Task statement - Pick out each line containing the string "дней".
┏━━
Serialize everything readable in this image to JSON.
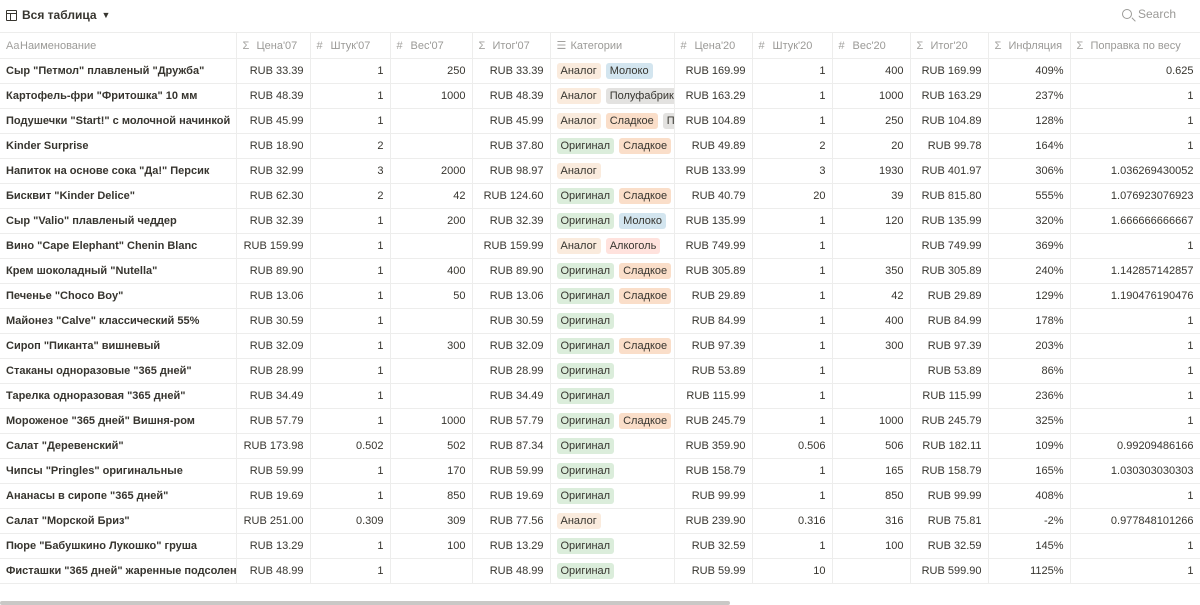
{
  "view": {
    "label": "Вся таблица"
  },
  "search": {
    "label": "Search"
  },
  "columns": [
    {
      "label": "Наименование",
      "icon": "Aa"
    },
    {
      "label": "Цена'07",
      "icon": "Σ"
    },
    {
      "label": "Штук'07",
      "icon": "#"
    },
    {
      "label": "Вес'07",
      "icon": "#"
    },
    {
      "label": "Итог'07",
      "icon": "Σ"
    },
    {
      "label": "Категории",
      "icon": "☰"
    },
    {
      "label": "Цена'20",
      "icon": "#"
    },
    {
      "label": "Штук'20",
      "icon": "#"
    },
    {
      "label": "Вес'20",
      "icon": "#"
    },
    {
      "label": "Итог'20",
      "icon": "Σ"
    },
    {
      "label": "Инфляция",
      "icon": "Σ"
    },
    {
      "label": "Поправка по весу",
      "icon": "Σ"
    }
  ],
  "rows": [
    {
      "name": "Сыр \"Петмол\" плавленый \"Дружба\"",
      "p07": "RUB 33.39",
      "q07": "1",
      "w07": "250",
      "t07": "RUB 33.39",
      "tags": [
        [
          "Аналог",
          "analog"
        ],
        [
          "Молоко",
          "milk"
        ]
      ],
      "p20": "RUB 169.99",
      "q20": "1",
      "w20": "400",
      "t20": "RUB 169.99",
      "infl": "409%",
      "adj": "0.625"
    },
    {
      "name": "Картофель-фри \"Фритошка\" 10 мм",
      "p07": "RUB 48.39",
      "q07": "1",
      "w07": "1000",
      "t07": "RUB 48.39",
      "tags": [
        [
          "Аналог",
          "analog"
        ],
        [
          "Полуфабрик",
          "semi"
        ]
      ],
      "p20": "RUB 163.29",
      "q20": "1",
      "w20": "1000",
      "t20": "RUB 163.29",
      "infl": "237%",
      "adj": "1"
    },
    {
      "name": "Подушечки \"Start!\" с молочной начинкой",
      "p07": "RUB 45.99",
      "q07": "1",
      "w07": "",
      "t07": "RUB 45.99",
      "tags": [
        [
          "Аналог",
          "analog"
        ],
        [
          "Сладкое",
          "sweet"
        ],
        [
          "П",
          "semi"
        ]
      ],
      "p20": "RUB 104.89",
      "q20": "1",
      "w20": "250",
      "t20": "RUB 104.89",
      "infl": "128%",
      "adj": "1"
    },
    {
      "name": "Kinder Surprise",
      "p07": "RUB 18.90",
      "q07": "2",
      "w07": "",
      "t07": "RUB 37.80",
      "tags": [
        [
          "Оригинал",
          "original"
        ],
        [
          "Сладкое",
          "sweet"
        ]
      ],
      "p20": "RUB 49.89",
      "q20": "2",
      "w20": "20",
      "t20": "RUB 99.78",
      "infl": "164%",
      "adj": "1"
    },
    {
      "name": "Напиток на основе сока \"Да!\" Персик",
      "p07": "RUB 32.99",
      "q07": "3",
      "w07": "2000",
      "t07": "RUB 98.97",
      "tags": [
        [
          "Аналог",
          "analog"
        ]
      ],
      "p20": "RUB 133.99",
      "q20": "3",
      "w20": "1930",
      "t20": "RUB 401.97",
      "infl": "306%",
      "adj": "1.036269430052"
    },
    {
      "name": "Бисквит \"Kinder Delice\"",
      "p07": "RUB 62.30",
      "q07": "2",
      "w07": "42",
      "t07": "RUB 124.60",
      "tags": [
        [
          "Оригинал",
          "original"
        ],
        [
          "Сладкое",
          "sweet"
        ]
      ],
      "p20": "RUB 40.79",
      "q20": "20",
      "w20": "39",
      "t20": "RUB 815.80",
      "infl": "555%",
      "adj": "1.076923076923"
    },
    {
      "name": "Сыр \"Valio\" плавленый чеддер",
      "p07": "RUB 32.39",
      "q07": "1",
      "w07": "200",
      "t07": "RUB 32.39",
      "tags": [
        [
          "Оригинал",
          "original"
        ],
        [
          "Молоко",
          "milk"
        ]
      ],
      "p20": "RUB 135.99",
      "q20": "1",
      "w20": "120",
      "t20": "RUB 135.99",
      "infl": "320%",
      "adj": "1.666666666667"
    },
    {
      "name": "Вино \"Cape Elephant\" Chenin Blanc",
      "p07": "RUB 159.99",
      "q07": "1",
      "w07": "",
      "t07": "RUB 159.99",
      "tags": [
        [
          "Аналог",
          "analog"
        ],
        [
          "Алкоголь",
          "alco"
        ]
      ],
      "p20": "RUB 749.99",
      "q20": "1",
      "w20": "",
      "t20": "RUB 749.99",
      "infl": "369%",
      "adj": "1"
    },
    {
      "name": "Крем шоколадный \"Nutella\"",
      "p07": "RUB 89.90",
      "q07": "1",
      "w07": "400",
      "t07": "RUB 89.90",
      "tags": [
        [
          "Оригинал",
          "original"
        ],
        [
          "Сладкое",
          "sweet"
        ]
      ],
      "p20": "RUB 305.89",
      "q20": "1",
      "w20": "350",
      "t20": "RUB 305.89",
      "infl": "240%",
      "adj": "1.142857142857"
    },
    {
      "name": "Печенье \"Choco Boy\"",
      "p07": "RUB 13.06",
      "q07": "1",
      "w07": "50",
      "t07": "RUB 13.06",
      "tags": [
        [
          "Оригинал",
          "original"
        ],
        [
          "Сладкое",
          "sweet"
        ]
      ],
      "p20": "RUB 29.89",
      "q20": "1",
      "w20": "42",
      "t20": "RUB 29.89",
      "infl": "129%",
      "adj": "1.190476190476"
    },
    {
      "name": "Майонез \"Calve\" классический 55%",
      "p07": "RUB 30.59",
      "q07": "1",
      "w07": "",
      "t07": "RUB 30.59",
      "tags": [
        [
          "Оригинал",
          "original"
        ]
      ],
      "p20": "RUB 84.99",
      "q20": "1",
      "w20": "400",
      "t20": "RUB 84.99",
      "infl": "178%",
      "adj": "1"
    },
    {
      "name": "Сироп \"Пиканта\" вишневый",
      "p07": "RUB 32.09",
      "q07": "1",
      "w07": "300",
      "t07": "RUB 32.09",
      "tags": [
        [
          "Оригинал",
          "original"
        ],
        [
          "Сладкое",
          "sweet"
        ]
      ],
      "p20": "RUB 97.39",
      "q20": "1",
      "w20": "300",
      "t20": "RUB 97.39",
      "infl": "203%",
      "adj": "1"
    },
    {
      "name": "Стаканы одноразовые \"365 дней\"",
      "p07": "RUB 28.99",
      "q07": "1",
      "w07": "",
      "t07": "RUB 28.99",
      "tags": [
        [
          "Оригинал",
          "original"
        ]
      ],
      "p20": "RUB 53.89",
      "q20": "1",
      "w20": "",
      "t20": "RUB 53.89",
      "infl": "86%",
      "adj": "1"
    },
    {
      "name": "Тарелка одноразовая \"365 дней\"",
      "p07": "RUB 34.49",
      "q07": "1",
      "w07": "",
      "t07": "RUB 34.49",
      "tags": [
        [
          "Оригинал",
          "original"
        ]
      ],
      "p20": "RUB 115.99",
      "q20": "1",
      "w20": "",
      "t20": "RUB 115.99",
      "infl": "236%",
      "adj": "1"
    },
    {
      "name": "Мороженое \"365 дней\" Вишня-ром",
      "p07": "RUB 57.79",
      "q07": "1",
      "w07": "1000",
      "t07": "RUB 57.79",
      "tags": [
        [
          "Оригинал",
          "original"
        ],
        [
          "Сладкое",
          "sweet"
        ]
      ],
      "p20": "RUB 245.79",
      "q20": "1",
      "w20": "1000",
      "t20": "RUB 245.79",
      "infl": "325%",
      "adj": "1"
    },
    {
      "name": "Салат \"Деревенский\"",
      "p07": "RUB 173.98",
      "q07": "0.502",
      "w07": "502",
      "t07": "RUB 87.34",
      "tags": [
        [
          "Оригинал",
          "original"
        ]
      ],
      "p20": "RUB 359.90",
      "q20": "0.506",
      "w20": "506",
      "t20": "RUB 182.11",
      "infl": "109%",
      "adj": "0.99209486166"
    },
    {
      "name": "Чипсы \"Pringles\" оригинальные",
      "p07": "RUB 59.99",
      "q07": "1",
      "w07": "170",
      "t07": "RUB 59.99",
      "tags": [
        [
          "Оригинал",
          "original"
        ]
      ],
      "p20": "RUB 158.79",
      "q20": "1",
      "w20": "165",
      "t20": "RUB 158.79",
      "infl": "165%",
      "adj": "1.030303030303"
    },
    {
      "name": "Ананасы в сиропе \"365 дней\"",
      "p07": "RUB 19.69",
      "q07": "1",
      "w07": "850",
      "t07": "RUB 19.69",
      "tags": [
        [
          "Оригинал",
          "original"
        ]
      ],
      "p20": "RUB 99.99",
      "q20": "1",
      "w20": "850",
      "t20": "RUB 99.99",
      "infl": "408%",
      "adj": "1"
    },
    {
      "name": "Салат \"Морской Бриз\"",
      "p07": "RUB 251.00",
      "q07": "0.309",
      "w07": "309",
      "t07": "RUB 77.56",
      "tags": [
        [
          "Аналог",
          "analog"
        ]
      ],
      "p20": "RUB 239.90",
      "q20": "0.316",
      "w20": "316",
      "t20": "RUB 75.81",
      "infl": "-2%",
      "adj": "0.977848101266"
    },
    {
      "name": "Пюре \"Бабушкино Лукошко\" груша",
      "p07": "RUB 13.29",
      "q07": "1",
      "w07": "100",
      "t07": "RUB 13.29",
      "tags": [
        [
          "Оригинал",
          "original"
        ]
      ],
      "p20": "RUB 32.59",
      "q20": "1",
      "w20": "100",
      "t20": "RUB 32.59",
      "infl": "145%",
      "adj": "1"
    },
    {
      "name": "Фисташки \"365 дней\" жаренные подсоленн",
      "p07": "RUB 48.99",
      "q07": "1",
      "w07": "",
      "t07": "RUB 48.99",
      "tags": [
        [
          "Оригинал",
          "original"
        ]
      ],
      "p20": "RUB 59.99",
      "q20": "10",
      "w20": "",
      "t20": "RUB 599.90",
      "infl": "1125%",
      "adj": "1"
    }
  ]
}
┗━━
Exercise result -
      "name": "Стаканы одноразовые \"365 дней\"",
      "name": "Тарелка одноразовая \"365 дней\"",
      "name": "Мороженое \"365 дней\" Вишня-ром",
      "name": "Ананасы в сиропе \"365 дней\"",
      "name": "Фисташки \"365 дней\" жаренные подсоленн",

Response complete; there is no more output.